◆ EXERCISE OBJECTIVE: Copy every line of the listing that holds the string "комн".

▶

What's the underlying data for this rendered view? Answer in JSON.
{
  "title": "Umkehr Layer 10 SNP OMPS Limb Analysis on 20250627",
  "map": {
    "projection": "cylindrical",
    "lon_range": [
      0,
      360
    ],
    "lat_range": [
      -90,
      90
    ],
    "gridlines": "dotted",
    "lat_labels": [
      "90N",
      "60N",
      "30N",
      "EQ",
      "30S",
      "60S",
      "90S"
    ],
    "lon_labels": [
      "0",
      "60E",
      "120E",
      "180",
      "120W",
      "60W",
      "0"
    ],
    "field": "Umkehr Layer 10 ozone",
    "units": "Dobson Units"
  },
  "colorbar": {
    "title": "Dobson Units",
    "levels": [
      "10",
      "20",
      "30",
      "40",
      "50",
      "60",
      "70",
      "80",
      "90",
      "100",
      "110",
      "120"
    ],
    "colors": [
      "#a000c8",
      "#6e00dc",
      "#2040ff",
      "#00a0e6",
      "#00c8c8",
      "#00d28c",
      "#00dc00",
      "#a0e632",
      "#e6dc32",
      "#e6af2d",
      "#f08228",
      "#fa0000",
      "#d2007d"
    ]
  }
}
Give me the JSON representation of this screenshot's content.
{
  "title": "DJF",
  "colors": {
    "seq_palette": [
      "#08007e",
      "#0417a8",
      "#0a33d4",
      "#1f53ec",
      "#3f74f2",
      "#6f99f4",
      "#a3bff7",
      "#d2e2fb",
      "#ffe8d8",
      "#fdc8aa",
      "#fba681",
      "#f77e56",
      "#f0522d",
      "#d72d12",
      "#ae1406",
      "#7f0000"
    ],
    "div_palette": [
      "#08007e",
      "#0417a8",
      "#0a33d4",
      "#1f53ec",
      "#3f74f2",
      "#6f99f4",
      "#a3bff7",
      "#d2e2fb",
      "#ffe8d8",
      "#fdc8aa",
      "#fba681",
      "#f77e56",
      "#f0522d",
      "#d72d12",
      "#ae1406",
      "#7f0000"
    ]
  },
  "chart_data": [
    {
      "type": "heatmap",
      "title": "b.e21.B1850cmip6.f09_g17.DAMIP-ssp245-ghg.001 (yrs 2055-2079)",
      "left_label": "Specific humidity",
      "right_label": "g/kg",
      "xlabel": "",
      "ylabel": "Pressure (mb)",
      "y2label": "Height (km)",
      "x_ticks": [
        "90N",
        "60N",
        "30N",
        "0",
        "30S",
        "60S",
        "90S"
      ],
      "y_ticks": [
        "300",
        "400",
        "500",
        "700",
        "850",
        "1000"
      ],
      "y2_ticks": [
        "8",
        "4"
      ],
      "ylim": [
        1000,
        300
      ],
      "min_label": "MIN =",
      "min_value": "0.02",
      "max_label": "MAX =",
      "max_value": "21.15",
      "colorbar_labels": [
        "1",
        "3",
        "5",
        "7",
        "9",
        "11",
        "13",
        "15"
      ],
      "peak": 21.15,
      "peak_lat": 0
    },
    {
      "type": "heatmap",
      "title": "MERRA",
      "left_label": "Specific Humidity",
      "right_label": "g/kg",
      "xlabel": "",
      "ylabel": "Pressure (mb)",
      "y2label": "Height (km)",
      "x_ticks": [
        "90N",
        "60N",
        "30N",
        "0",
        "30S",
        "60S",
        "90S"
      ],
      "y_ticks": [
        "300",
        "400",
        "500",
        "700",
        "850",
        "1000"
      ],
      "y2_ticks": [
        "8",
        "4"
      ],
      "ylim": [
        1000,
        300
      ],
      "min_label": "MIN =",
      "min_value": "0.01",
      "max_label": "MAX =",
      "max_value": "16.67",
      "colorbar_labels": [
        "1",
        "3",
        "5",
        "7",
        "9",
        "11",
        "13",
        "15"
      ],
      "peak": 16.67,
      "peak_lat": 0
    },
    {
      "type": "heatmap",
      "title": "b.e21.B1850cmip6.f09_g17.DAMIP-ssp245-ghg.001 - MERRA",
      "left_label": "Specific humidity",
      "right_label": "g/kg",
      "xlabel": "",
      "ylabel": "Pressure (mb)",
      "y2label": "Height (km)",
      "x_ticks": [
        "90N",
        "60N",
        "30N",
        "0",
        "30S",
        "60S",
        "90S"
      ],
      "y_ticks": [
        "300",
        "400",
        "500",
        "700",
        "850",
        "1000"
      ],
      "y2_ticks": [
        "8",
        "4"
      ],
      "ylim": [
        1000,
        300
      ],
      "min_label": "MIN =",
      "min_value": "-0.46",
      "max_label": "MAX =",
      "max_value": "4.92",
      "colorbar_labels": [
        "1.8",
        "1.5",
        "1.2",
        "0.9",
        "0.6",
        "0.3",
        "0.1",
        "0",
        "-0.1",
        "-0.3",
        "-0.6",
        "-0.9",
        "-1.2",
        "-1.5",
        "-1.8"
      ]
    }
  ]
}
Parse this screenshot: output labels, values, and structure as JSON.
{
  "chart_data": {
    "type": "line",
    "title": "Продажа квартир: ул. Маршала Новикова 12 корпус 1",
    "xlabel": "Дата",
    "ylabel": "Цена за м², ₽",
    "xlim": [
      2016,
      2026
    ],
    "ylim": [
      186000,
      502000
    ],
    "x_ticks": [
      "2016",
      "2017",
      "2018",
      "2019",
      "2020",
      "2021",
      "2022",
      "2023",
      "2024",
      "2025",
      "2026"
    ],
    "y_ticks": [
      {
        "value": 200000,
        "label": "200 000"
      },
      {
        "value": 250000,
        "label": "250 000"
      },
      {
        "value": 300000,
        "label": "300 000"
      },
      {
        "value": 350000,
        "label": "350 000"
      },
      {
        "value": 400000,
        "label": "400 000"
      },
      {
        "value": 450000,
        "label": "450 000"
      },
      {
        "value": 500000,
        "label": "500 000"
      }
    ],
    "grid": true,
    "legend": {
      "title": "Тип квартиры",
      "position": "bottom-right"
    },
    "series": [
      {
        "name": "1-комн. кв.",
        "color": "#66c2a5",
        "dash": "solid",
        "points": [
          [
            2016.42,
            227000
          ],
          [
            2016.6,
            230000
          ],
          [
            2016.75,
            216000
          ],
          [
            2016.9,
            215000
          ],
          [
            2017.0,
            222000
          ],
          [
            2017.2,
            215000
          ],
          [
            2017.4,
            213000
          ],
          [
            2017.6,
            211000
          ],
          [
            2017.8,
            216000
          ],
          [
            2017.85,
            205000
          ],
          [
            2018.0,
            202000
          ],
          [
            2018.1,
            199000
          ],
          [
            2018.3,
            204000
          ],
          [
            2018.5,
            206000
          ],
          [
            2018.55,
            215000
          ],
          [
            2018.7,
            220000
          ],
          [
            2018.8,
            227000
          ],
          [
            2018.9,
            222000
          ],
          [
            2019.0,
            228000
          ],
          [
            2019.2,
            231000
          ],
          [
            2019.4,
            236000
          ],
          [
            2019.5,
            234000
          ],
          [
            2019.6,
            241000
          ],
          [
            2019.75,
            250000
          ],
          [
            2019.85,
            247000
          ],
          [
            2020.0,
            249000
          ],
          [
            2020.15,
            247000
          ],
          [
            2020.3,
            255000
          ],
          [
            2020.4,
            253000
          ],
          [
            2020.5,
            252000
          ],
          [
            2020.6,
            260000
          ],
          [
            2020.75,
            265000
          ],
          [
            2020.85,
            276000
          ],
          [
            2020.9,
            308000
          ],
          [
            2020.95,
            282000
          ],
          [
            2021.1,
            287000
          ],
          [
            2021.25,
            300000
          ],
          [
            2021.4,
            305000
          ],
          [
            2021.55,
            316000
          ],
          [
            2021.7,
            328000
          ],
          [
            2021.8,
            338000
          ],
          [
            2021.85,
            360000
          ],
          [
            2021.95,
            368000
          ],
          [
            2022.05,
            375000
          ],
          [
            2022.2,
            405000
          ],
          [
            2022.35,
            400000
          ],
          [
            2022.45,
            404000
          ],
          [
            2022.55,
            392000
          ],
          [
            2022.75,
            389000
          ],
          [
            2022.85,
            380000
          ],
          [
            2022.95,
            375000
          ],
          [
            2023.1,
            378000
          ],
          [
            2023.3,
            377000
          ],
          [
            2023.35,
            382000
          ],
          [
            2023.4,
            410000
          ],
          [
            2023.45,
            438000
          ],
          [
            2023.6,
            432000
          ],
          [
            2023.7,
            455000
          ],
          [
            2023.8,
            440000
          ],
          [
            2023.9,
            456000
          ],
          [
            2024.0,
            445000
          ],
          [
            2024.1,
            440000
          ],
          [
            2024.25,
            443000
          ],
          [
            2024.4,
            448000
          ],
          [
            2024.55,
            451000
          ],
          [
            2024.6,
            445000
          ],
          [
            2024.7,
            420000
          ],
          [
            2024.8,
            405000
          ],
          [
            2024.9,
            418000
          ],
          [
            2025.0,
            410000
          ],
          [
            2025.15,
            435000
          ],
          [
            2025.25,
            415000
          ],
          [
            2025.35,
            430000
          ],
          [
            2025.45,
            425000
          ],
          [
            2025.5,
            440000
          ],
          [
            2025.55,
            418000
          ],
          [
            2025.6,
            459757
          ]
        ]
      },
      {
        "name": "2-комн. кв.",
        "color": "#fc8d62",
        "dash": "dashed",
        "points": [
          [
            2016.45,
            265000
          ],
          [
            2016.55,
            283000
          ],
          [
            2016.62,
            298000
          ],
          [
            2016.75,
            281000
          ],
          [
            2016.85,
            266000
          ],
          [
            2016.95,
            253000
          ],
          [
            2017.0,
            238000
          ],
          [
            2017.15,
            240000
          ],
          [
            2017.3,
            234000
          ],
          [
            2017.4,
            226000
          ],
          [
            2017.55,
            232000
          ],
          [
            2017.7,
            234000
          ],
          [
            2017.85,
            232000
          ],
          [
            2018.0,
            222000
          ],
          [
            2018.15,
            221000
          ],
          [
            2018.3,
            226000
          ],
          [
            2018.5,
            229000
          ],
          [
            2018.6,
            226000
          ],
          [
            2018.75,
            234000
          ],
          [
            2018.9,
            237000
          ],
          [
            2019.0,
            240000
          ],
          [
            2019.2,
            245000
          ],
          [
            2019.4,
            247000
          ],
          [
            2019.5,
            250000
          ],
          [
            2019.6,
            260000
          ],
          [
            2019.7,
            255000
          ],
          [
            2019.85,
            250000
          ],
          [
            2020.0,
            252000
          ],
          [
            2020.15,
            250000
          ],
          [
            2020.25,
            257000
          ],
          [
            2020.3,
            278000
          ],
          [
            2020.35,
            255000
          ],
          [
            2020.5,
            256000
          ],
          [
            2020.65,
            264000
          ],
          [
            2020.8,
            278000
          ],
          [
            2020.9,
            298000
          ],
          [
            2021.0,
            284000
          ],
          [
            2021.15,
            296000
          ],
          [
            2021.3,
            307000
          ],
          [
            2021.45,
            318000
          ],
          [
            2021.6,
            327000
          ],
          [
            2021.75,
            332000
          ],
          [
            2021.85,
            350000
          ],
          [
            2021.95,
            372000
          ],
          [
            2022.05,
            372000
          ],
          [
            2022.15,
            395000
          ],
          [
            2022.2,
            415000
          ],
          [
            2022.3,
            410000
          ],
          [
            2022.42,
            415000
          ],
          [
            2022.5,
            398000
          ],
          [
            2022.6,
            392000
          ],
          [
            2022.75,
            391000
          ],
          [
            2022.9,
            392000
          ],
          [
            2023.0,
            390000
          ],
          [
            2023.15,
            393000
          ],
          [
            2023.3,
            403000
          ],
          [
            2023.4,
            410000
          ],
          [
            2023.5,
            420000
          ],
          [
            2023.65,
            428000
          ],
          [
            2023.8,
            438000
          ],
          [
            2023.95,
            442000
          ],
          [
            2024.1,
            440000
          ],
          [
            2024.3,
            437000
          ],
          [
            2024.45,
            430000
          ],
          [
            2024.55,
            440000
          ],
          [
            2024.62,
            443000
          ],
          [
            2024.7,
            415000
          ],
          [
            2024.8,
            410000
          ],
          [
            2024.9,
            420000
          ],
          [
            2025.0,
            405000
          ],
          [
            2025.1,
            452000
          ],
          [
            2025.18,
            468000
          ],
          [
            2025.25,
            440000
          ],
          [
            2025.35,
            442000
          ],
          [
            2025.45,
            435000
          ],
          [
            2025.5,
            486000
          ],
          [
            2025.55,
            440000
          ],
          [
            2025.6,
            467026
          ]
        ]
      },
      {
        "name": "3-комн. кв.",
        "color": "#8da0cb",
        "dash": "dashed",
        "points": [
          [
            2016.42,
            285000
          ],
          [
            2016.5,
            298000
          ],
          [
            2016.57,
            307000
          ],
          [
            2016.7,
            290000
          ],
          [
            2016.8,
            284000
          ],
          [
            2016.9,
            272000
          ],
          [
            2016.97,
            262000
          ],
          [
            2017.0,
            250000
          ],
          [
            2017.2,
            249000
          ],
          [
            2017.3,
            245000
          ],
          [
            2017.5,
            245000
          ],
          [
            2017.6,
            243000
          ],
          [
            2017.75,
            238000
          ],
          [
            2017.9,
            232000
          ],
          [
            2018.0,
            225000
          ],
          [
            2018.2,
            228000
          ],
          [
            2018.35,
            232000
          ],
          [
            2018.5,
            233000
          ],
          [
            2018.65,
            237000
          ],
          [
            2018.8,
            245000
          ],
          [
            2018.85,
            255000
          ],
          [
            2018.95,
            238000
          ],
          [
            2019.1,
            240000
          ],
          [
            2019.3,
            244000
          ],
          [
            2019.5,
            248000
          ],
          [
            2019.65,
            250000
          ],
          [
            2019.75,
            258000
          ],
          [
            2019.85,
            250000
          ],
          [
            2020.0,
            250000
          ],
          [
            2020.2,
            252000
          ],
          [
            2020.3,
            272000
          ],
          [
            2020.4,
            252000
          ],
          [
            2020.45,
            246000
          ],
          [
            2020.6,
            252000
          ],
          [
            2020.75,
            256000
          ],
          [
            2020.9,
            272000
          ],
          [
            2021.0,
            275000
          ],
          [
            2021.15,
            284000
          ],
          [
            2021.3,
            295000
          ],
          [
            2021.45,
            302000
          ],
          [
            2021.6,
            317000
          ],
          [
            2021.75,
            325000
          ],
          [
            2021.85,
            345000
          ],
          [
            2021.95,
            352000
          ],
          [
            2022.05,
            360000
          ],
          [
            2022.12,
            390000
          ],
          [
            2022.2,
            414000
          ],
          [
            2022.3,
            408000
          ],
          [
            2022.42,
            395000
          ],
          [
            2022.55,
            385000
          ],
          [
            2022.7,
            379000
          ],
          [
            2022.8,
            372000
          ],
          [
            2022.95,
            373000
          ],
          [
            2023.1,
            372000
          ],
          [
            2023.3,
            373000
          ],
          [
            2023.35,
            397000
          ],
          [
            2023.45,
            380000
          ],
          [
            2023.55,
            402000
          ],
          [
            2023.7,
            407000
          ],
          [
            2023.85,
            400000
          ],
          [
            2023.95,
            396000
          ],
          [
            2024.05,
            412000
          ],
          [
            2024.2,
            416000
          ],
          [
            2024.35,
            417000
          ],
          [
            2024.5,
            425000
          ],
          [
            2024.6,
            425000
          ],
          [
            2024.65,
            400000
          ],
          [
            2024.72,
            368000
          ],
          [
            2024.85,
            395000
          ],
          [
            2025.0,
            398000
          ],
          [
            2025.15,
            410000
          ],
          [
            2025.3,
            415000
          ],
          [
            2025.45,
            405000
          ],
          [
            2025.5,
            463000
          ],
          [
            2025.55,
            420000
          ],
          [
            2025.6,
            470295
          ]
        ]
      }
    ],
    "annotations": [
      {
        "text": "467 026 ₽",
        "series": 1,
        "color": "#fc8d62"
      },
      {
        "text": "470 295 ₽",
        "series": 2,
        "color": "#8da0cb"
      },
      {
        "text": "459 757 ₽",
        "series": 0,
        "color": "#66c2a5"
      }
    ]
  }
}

◀

◆ EXERCISE ANSWER:
        "name": "1-комн. кв.",
        "name": "2-комн. кв.",
        "name": "3-комн. кв.",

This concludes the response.